§ EXERCISE PROMPT
Transcribe word for word each line from the one containing "Read this page and output its text content." to the final line of the data, both included. Skip the pictures.

[Start PROVIDED DATA]

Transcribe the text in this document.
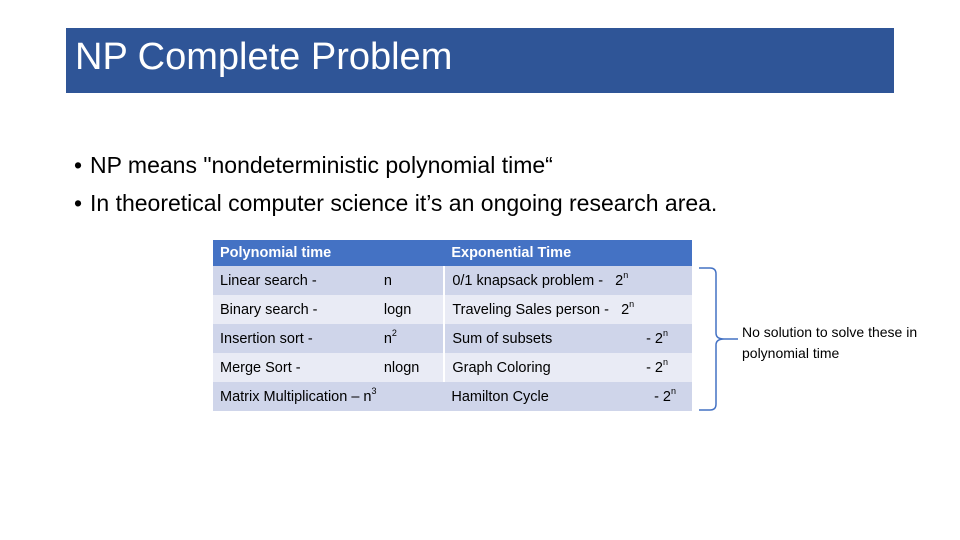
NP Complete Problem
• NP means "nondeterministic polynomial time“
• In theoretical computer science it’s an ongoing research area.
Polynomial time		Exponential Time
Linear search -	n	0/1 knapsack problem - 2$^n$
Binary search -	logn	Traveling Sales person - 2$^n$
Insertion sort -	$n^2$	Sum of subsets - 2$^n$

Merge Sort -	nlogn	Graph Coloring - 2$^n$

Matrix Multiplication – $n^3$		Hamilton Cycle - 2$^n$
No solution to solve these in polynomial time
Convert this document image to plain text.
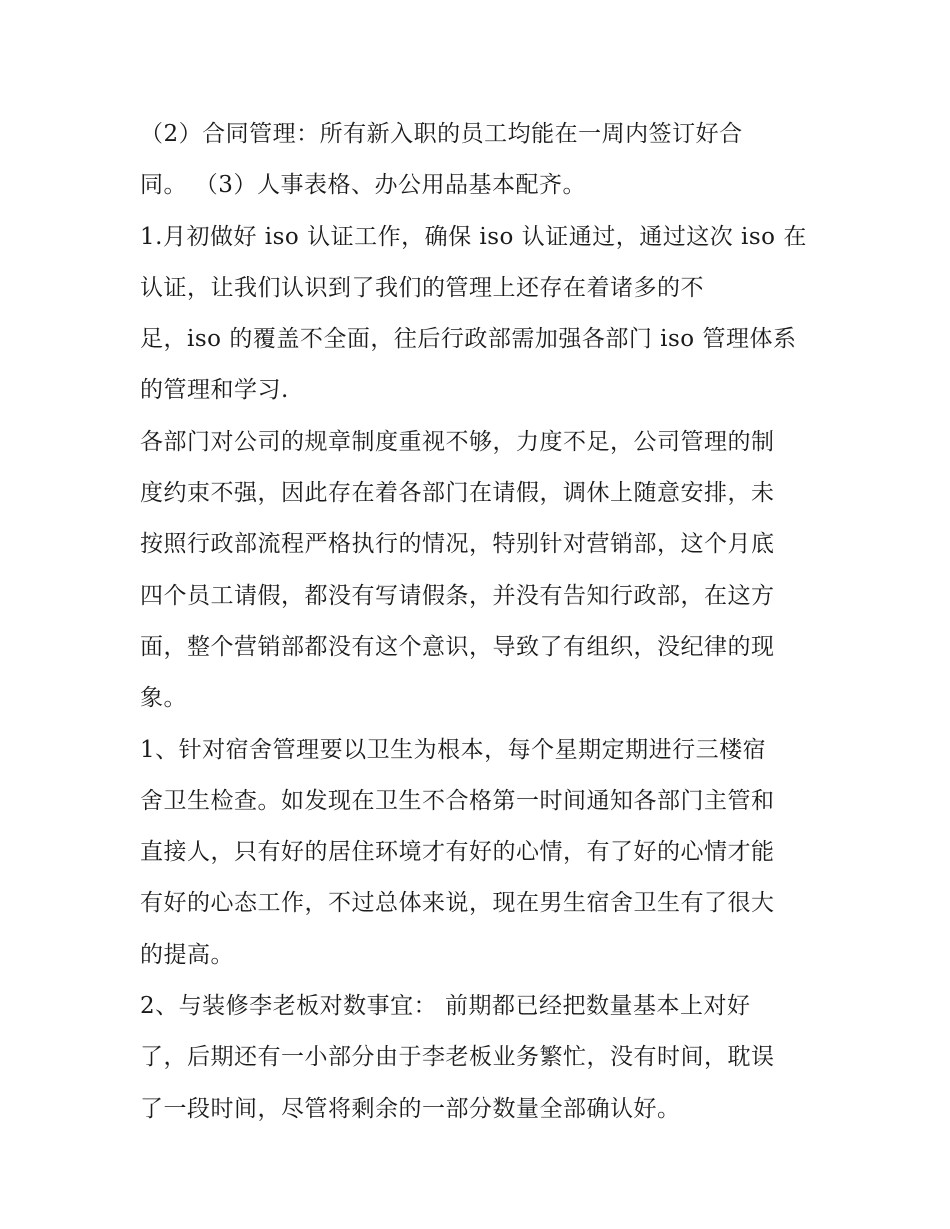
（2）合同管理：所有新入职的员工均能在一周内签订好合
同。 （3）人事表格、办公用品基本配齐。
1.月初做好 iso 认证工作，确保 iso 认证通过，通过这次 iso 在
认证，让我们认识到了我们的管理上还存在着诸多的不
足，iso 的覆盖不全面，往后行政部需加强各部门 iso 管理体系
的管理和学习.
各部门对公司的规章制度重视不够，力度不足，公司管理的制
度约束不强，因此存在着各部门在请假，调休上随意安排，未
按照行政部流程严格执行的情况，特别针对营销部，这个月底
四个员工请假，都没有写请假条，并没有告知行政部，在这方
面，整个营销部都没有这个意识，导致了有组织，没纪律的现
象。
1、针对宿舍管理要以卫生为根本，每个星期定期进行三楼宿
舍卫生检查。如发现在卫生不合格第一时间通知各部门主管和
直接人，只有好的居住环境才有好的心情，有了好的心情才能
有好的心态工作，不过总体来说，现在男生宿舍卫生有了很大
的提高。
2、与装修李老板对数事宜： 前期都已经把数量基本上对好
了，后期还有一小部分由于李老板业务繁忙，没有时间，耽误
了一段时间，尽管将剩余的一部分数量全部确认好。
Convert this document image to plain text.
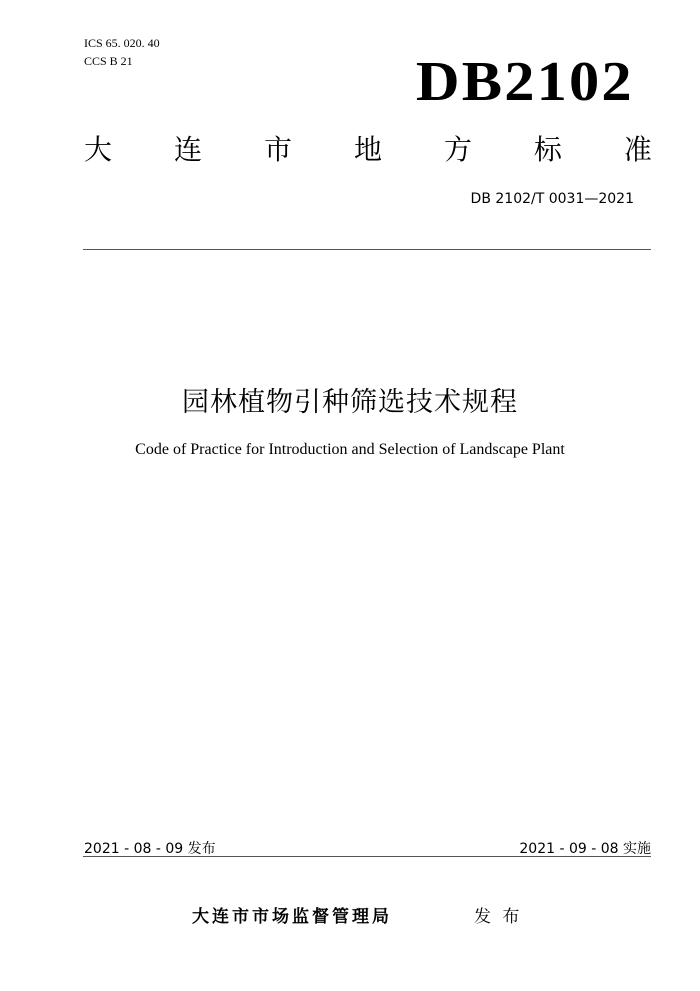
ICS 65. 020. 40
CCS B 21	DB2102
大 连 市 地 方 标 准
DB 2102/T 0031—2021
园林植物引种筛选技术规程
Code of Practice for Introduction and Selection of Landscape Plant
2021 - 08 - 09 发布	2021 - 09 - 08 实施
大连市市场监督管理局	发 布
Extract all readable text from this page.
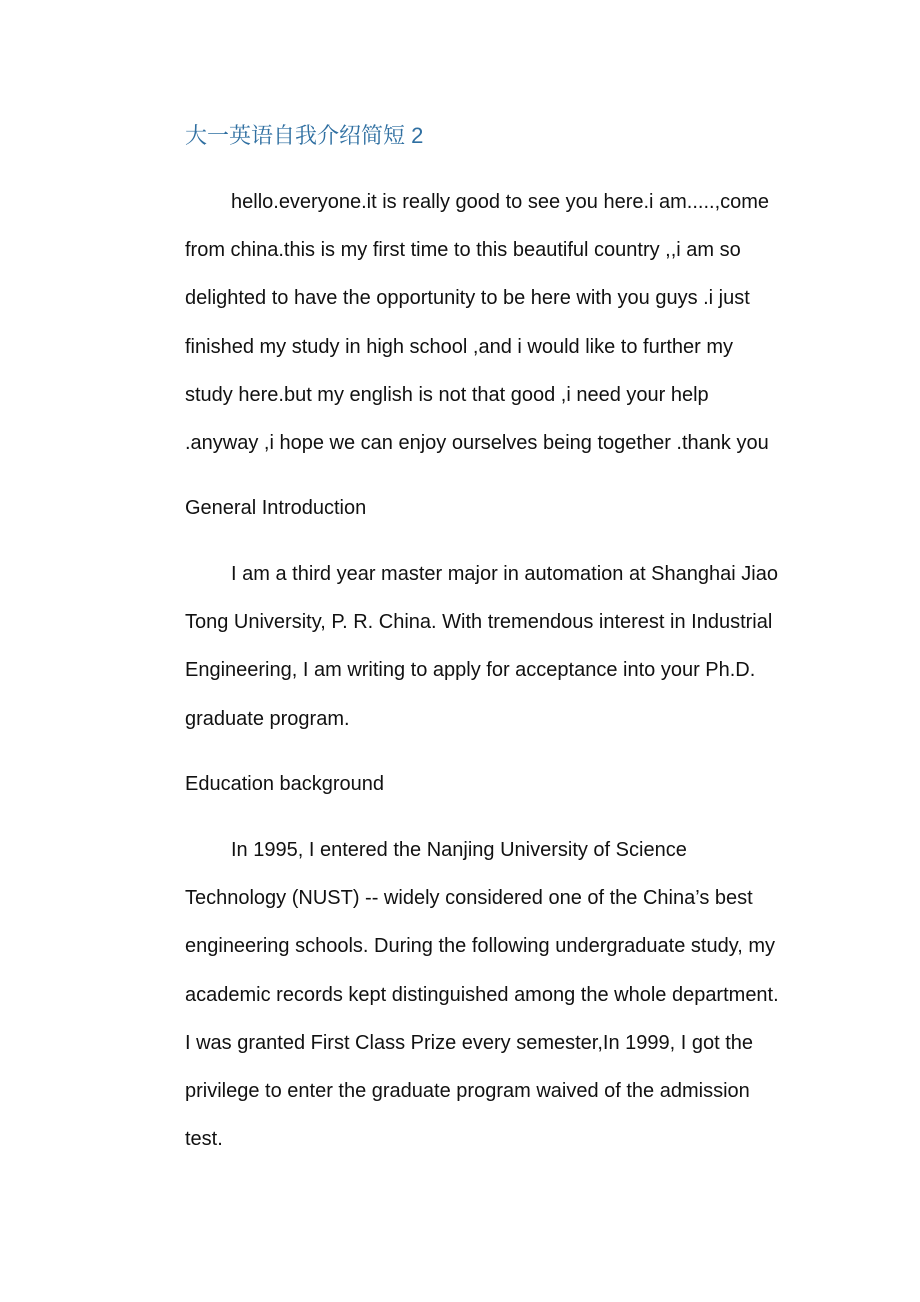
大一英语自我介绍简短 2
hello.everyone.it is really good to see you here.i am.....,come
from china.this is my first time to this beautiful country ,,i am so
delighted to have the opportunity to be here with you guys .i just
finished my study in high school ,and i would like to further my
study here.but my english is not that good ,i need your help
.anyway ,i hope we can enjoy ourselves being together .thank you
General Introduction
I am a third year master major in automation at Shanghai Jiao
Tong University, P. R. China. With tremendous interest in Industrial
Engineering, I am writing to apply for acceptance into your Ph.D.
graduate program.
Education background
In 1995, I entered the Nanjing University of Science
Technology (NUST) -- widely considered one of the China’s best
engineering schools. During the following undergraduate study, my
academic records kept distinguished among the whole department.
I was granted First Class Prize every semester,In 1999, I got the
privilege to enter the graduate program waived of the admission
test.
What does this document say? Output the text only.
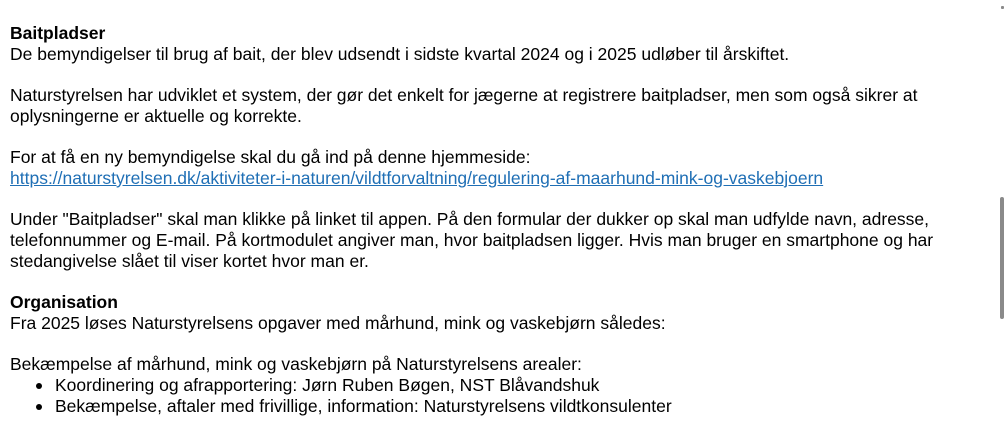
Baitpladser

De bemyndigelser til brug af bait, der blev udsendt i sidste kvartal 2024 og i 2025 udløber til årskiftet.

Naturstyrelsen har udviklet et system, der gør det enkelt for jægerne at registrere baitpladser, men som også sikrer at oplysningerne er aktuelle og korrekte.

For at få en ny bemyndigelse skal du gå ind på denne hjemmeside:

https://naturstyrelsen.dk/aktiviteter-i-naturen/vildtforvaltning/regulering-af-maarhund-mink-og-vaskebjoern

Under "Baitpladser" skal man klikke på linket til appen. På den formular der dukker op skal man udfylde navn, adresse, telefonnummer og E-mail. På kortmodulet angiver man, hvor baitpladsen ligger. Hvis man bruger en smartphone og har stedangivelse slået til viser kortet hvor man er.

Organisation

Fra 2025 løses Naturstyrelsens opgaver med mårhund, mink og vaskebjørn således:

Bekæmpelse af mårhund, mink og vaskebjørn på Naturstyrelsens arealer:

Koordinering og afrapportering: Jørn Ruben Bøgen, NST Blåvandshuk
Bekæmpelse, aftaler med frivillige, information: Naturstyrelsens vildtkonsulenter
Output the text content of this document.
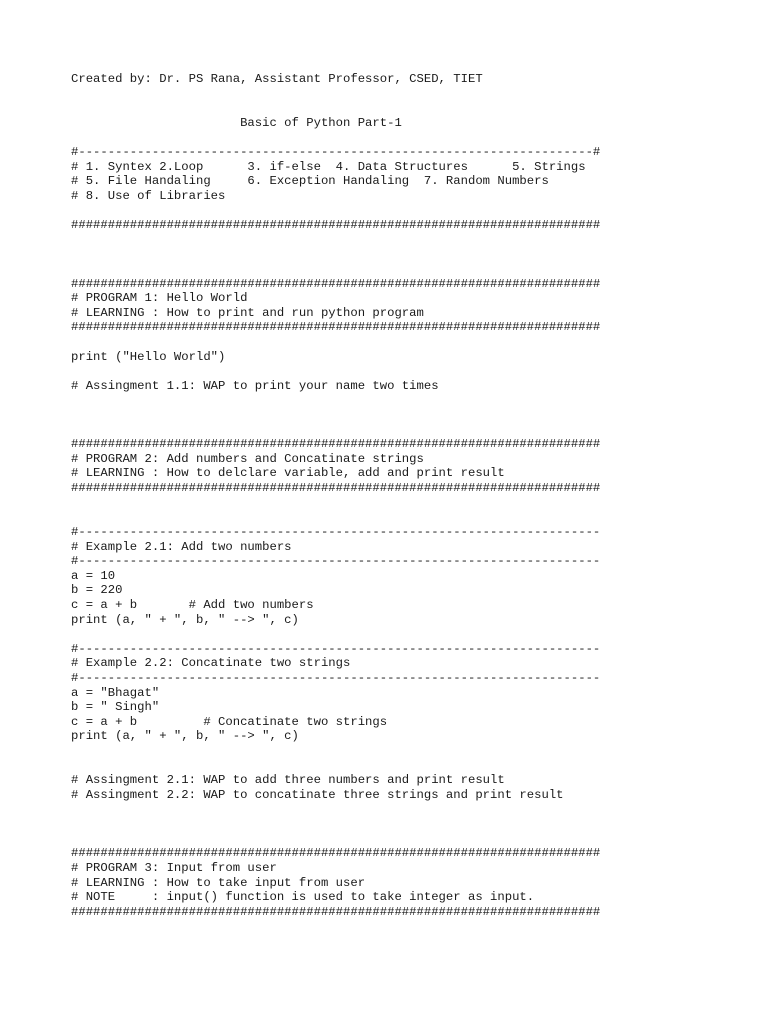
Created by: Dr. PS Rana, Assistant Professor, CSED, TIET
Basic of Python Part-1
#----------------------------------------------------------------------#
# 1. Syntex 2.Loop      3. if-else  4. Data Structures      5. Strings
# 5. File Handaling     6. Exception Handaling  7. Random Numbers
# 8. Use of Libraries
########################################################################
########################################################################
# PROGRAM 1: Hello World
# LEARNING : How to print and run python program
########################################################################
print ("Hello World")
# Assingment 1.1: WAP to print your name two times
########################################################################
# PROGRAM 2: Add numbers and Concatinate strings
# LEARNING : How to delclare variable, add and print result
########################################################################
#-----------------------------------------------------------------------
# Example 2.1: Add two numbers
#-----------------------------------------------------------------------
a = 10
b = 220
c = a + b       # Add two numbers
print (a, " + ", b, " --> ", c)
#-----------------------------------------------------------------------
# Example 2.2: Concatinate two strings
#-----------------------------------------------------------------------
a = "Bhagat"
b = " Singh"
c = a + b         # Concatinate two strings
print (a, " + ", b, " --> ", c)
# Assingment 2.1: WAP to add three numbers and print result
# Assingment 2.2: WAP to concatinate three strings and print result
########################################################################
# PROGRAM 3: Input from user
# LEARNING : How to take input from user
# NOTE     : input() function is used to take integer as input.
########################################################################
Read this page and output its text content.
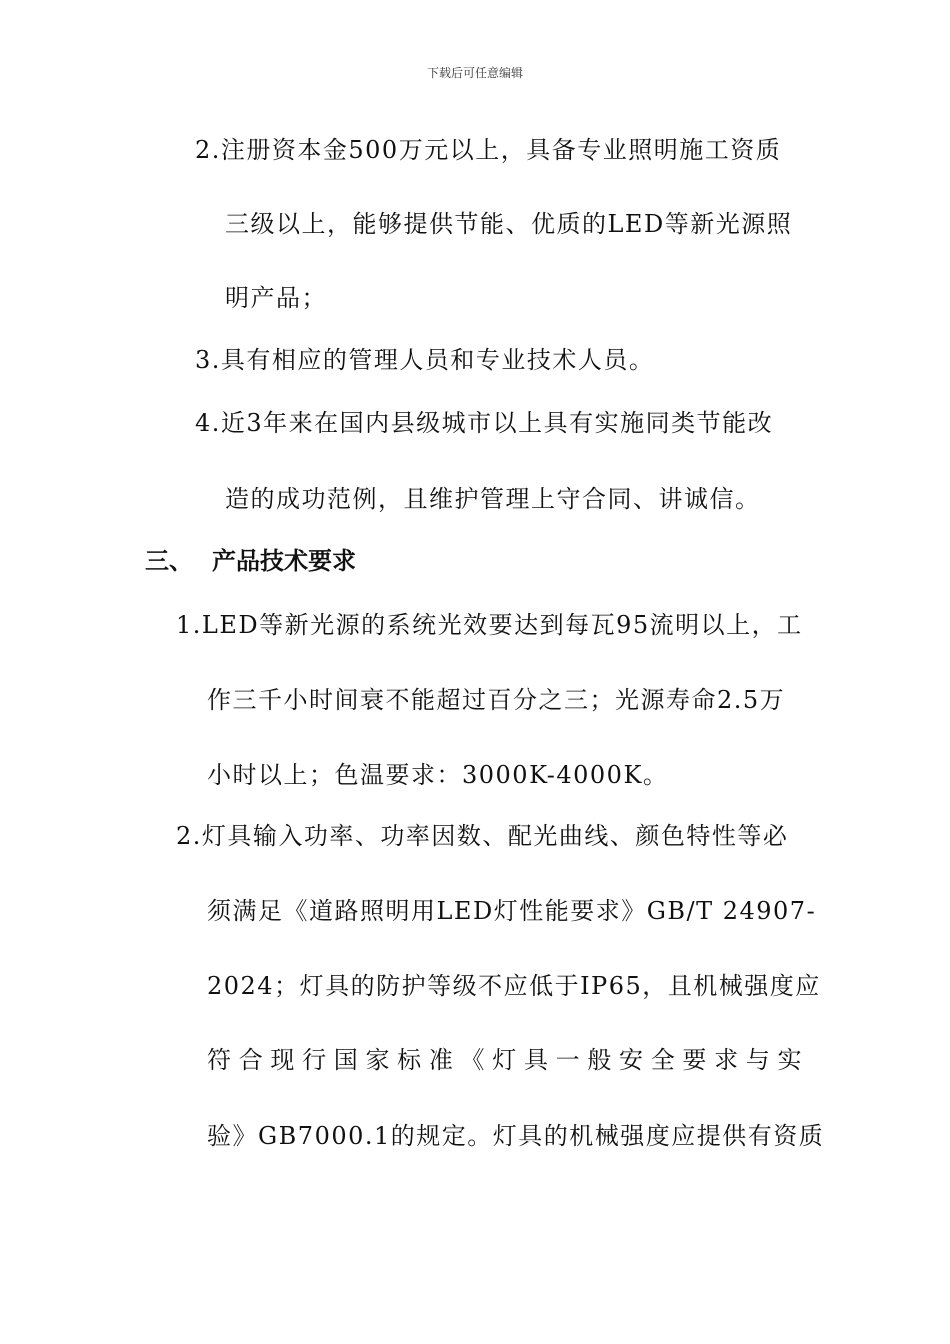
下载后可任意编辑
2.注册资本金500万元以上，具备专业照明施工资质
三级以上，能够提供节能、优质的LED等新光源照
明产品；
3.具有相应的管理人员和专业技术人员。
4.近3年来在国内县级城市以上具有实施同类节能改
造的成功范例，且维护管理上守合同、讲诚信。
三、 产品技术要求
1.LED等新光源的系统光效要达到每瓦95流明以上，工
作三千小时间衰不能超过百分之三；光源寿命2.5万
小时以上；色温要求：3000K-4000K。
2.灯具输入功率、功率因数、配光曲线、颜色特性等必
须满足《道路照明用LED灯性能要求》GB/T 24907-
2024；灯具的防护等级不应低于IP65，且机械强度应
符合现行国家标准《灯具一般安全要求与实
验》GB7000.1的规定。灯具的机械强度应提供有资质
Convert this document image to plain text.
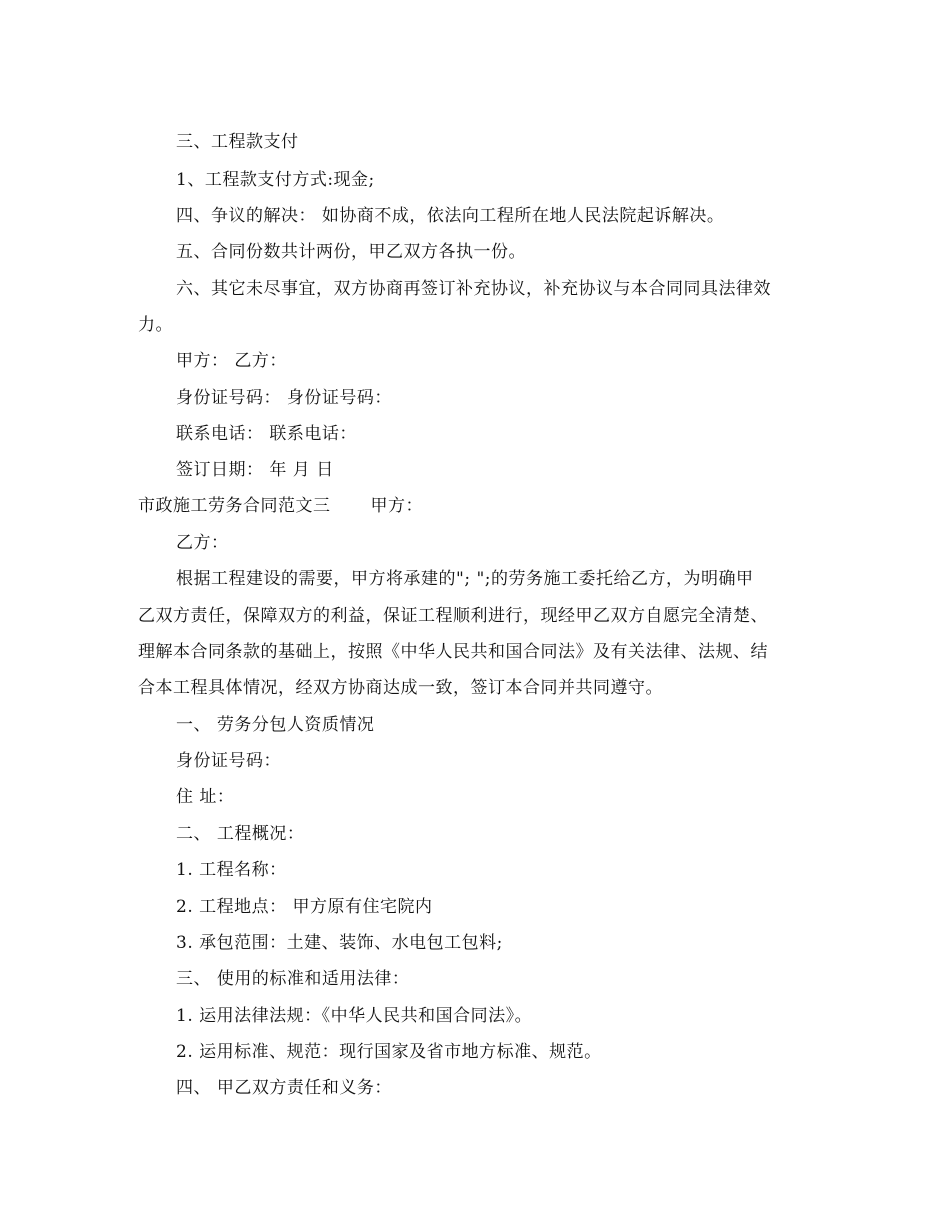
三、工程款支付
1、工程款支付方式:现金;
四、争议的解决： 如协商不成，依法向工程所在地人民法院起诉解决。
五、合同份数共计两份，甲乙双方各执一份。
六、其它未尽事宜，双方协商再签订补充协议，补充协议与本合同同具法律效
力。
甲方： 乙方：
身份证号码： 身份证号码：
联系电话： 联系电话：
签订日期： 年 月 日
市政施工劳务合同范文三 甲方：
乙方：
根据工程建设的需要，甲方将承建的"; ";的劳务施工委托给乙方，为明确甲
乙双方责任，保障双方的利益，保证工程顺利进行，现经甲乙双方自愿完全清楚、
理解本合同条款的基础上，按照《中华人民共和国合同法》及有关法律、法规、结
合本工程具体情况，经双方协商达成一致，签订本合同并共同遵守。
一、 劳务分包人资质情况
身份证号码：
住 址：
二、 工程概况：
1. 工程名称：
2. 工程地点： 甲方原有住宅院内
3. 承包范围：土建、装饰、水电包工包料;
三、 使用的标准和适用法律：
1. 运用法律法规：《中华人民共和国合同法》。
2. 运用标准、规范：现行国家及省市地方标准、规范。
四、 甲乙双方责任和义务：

[End PROVIDED DATA]

§ RESPONSE TO THE EXERCISE
Read this page and output its text content.
下载后可任意编辑
2.注册资本金500万元以上，具备专业照明施工资质
三级以上，能够提供节能、优质的LED等新光源照
明产品；
3.具有相应的管理人员和专业技术人员。
4.近3年来在国内县级城市以上具有实施同类节能改
造的成功范例，且维护管理上守合同、讲诚信。
三、 产品技术要求
1.LED等新光源的系统光效要达到每瓦95流明以上，工
作三千小时间衰不能超过百分之三；光源寿命2.5万
小时以上；色温要求：3000K-4000K。
2.灯具输入功率、功率因数、配光曲线、颜色特性等必
须满足《道路照明用LED灯性能要求》GB/T 24907-
2024；灯具的防护等级不应低于IP65，且机械强度应
符合现行国家标准《灯具一般安全要求与实
验》GB7000.1的规定。灯具的机械强度应提供有资质
Convert this document image to plain text.
三、工程款支付
1、工程款支付方式:现金;
四、争议的解决： 如协商不成，依法向工程所在地人民法院起诉解决。
五、合同份数共计两份，甲乙双方各执一份。
六、其它未尽事宜，双方协商再签订补充协议，补充协议与本合同同具法律效
力。
甲方： 乙方：
身份证号码： 身份证号码：
联系电话： 联系电话：
签订日期： 年 月 日
市政施工劳务合同范文三 甲方：
乙方：
根据工程建设的需要，甲方将承建的"; ";的劳务施工委托给乙方，为明确甲
乙双方责任，保障双方的利益，保证工程顺利进行，现经甲乙双方自愿完全清楚、
理解本合同条款的基础上，按照《中华人民共和国合同法》及有关法律、法规、结
合本工程具体情况，经双方协商达成一致，签订本合同并共同遵守。
一、 劳务分包人资质情况
身份证号码：
住 址：
二、 工程概况：
1. 工程名称：
2. 工程地点： 甲方原有住宅院内
3. 承包范围：土建、装饰、水电包工包料;
三、 使用的标准和适用法律：
1. 运用法律法规：《中华人民共和国合同法》。
2. 运用标准、规范：现行国家及省市地方标准、规范。
四、 甲乙双方责任和义务：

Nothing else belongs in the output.